# SHORT PROBLEM
Give the count of lines holding the string "Canada" and nothing else.

# GIVEN DATA
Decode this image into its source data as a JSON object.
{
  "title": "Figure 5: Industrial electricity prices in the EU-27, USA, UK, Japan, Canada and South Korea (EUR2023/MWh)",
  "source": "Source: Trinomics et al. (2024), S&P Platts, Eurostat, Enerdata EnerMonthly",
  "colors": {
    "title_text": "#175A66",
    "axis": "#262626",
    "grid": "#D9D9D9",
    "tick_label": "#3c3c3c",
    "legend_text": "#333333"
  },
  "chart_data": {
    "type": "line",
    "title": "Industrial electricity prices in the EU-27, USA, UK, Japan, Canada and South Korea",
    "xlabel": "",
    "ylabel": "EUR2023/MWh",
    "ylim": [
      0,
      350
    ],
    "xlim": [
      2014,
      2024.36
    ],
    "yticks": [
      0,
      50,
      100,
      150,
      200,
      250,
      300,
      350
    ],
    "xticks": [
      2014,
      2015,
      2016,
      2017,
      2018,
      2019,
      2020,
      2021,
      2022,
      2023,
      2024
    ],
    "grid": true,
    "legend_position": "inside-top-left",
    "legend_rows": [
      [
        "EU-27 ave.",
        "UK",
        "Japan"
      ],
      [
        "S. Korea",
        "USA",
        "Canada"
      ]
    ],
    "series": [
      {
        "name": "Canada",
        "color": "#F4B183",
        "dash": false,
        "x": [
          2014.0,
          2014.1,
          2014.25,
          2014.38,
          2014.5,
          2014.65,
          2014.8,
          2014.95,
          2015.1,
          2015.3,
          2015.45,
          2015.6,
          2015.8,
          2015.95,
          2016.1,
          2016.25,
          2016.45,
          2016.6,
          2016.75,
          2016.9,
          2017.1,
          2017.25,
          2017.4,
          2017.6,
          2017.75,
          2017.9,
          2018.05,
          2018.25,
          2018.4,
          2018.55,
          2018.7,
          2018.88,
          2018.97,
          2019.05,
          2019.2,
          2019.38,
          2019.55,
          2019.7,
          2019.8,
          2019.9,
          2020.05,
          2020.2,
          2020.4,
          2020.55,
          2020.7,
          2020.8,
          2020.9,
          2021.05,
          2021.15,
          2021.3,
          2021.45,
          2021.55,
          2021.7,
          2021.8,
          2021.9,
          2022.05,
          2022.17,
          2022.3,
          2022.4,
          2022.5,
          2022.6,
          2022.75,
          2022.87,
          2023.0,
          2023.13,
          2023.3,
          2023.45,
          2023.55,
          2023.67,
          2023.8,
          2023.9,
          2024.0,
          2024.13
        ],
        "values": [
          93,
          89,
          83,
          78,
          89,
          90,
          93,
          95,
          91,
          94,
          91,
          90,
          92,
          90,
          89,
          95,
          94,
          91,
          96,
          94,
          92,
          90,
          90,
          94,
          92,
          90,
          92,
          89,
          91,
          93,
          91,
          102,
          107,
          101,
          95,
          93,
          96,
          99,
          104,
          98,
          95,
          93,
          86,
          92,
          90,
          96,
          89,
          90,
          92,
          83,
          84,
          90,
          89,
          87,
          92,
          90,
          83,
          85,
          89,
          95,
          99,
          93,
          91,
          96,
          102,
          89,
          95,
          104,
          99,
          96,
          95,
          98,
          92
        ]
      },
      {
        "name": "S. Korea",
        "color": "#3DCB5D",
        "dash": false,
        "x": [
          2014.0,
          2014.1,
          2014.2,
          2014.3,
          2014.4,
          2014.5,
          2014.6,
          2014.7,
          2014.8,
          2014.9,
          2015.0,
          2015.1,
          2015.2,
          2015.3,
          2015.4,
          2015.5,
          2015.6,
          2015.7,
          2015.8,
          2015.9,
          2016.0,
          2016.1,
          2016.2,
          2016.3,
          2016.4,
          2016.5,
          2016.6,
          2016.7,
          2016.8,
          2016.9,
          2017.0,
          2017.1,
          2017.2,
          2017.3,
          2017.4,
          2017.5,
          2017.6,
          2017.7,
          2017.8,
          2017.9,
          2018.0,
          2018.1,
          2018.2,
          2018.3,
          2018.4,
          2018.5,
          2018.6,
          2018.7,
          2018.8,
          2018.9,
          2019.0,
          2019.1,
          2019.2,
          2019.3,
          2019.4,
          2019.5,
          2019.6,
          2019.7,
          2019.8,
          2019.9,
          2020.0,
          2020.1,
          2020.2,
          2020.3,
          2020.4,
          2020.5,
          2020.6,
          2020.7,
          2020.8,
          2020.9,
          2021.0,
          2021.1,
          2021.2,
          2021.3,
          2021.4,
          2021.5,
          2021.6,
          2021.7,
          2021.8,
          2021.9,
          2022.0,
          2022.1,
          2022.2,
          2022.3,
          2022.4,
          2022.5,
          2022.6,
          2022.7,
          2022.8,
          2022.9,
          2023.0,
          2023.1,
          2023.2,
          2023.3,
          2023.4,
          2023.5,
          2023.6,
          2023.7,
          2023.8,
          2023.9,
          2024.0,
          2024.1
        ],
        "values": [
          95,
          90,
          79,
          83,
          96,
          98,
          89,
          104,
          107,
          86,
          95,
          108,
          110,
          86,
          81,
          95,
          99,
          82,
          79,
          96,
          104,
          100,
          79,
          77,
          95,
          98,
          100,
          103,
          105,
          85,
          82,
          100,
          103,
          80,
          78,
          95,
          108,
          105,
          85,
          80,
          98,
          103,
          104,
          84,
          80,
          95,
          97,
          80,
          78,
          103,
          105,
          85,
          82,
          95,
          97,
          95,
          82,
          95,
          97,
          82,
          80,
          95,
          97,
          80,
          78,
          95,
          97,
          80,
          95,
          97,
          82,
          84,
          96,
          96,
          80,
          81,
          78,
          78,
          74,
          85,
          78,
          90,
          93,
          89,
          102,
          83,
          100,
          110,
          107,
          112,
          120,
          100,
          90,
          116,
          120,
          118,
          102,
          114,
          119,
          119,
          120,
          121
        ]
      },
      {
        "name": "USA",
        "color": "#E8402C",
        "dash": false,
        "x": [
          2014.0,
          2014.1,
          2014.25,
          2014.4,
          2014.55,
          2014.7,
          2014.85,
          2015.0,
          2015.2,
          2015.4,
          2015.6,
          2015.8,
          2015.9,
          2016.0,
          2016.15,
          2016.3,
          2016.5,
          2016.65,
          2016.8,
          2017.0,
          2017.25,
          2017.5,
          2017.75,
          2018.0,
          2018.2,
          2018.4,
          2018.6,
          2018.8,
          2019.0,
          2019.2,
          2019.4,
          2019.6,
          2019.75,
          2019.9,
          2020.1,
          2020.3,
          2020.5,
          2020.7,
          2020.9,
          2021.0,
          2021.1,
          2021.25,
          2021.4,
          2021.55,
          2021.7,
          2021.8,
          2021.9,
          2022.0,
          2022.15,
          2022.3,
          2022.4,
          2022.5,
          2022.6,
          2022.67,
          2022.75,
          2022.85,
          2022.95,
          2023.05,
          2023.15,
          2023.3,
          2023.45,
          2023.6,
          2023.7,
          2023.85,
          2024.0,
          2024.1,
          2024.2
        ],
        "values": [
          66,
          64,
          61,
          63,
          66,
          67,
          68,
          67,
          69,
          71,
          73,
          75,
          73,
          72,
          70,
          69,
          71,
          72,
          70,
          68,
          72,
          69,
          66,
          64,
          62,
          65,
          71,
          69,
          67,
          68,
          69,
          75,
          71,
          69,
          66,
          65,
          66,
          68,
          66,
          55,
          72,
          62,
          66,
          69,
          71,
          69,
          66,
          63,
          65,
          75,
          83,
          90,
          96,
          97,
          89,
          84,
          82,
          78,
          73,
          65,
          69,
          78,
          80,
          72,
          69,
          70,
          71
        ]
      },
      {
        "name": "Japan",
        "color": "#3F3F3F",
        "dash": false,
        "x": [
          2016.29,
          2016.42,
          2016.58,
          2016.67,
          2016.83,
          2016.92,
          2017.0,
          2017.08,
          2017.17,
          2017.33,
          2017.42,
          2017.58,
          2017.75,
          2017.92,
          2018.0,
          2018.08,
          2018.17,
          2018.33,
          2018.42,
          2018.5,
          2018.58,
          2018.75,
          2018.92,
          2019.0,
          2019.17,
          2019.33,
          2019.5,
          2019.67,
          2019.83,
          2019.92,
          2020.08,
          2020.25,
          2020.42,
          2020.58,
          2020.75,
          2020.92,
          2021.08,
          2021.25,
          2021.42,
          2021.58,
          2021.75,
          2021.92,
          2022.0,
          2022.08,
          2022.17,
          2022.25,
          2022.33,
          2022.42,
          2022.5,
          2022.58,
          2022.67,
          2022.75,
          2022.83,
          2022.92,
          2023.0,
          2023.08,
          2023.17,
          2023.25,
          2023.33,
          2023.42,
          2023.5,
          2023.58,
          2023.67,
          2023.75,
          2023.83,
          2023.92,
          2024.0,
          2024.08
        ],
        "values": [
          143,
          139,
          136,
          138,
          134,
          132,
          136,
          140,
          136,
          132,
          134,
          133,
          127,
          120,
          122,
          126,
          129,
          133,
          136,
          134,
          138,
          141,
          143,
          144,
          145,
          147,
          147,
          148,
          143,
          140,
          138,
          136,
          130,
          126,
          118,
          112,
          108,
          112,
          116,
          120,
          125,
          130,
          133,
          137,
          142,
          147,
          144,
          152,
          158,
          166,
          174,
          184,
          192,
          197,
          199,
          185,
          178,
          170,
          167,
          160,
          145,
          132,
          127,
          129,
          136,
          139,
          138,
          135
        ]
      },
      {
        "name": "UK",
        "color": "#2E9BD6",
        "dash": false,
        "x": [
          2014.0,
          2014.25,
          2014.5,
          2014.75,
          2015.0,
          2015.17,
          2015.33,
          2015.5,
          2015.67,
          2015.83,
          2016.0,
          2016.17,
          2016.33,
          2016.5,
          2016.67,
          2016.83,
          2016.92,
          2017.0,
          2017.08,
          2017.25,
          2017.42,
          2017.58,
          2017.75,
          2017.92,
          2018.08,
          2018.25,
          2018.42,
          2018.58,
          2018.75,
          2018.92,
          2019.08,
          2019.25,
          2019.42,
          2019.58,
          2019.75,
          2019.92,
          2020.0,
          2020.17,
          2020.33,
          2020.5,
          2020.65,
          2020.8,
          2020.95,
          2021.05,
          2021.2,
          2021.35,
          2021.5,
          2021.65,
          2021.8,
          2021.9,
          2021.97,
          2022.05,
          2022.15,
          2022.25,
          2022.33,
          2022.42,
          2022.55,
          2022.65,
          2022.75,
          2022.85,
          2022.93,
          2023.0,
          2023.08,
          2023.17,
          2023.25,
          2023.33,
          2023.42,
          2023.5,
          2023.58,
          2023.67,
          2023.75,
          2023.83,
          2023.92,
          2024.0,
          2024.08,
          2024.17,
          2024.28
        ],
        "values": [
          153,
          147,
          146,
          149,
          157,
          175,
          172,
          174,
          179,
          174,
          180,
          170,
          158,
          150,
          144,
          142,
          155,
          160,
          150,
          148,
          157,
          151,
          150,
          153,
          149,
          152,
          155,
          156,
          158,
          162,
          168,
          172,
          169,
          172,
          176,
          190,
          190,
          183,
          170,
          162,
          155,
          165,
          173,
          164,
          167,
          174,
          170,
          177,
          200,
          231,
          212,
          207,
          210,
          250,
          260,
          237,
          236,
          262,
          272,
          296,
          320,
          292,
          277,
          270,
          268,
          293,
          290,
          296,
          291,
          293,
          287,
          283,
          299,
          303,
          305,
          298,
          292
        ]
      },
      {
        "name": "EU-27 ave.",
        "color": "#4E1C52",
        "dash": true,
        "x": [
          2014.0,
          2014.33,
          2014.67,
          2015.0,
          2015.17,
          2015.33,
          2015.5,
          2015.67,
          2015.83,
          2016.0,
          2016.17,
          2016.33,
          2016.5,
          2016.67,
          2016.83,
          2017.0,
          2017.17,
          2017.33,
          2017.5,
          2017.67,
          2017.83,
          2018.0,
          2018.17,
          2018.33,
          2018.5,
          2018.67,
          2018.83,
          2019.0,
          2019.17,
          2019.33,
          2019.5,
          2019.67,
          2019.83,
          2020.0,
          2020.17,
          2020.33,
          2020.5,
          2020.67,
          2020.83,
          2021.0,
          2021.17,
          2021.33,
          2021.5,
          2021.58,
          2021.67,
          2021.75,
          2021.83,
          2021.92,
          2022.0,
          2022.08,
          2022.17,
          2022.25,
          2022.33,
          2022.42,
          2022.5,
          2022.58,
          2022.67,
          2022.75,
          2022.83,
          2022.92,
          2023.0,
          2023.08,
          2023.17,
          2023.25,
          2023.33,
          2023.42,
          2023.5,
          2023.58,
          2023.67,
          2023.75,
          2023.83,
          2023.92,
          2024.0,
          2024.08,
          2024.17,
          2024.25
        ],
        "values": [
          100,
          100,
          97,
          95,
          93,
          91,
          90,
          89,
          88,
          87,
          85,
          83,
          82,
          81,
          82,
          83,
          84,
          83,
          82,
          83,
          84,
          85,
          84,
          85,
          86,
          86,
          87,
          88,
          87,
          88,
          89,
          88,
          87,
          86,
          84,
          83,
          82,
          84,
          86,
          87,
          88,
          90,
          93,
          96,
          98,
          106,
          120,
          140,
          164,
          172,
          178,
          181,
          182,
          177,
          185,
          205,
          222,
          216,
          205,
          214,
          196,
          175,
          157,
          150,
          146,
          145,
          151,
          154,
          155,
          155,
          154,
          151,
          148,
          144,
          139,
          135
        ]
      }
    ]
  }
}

# RESULT BELOW
4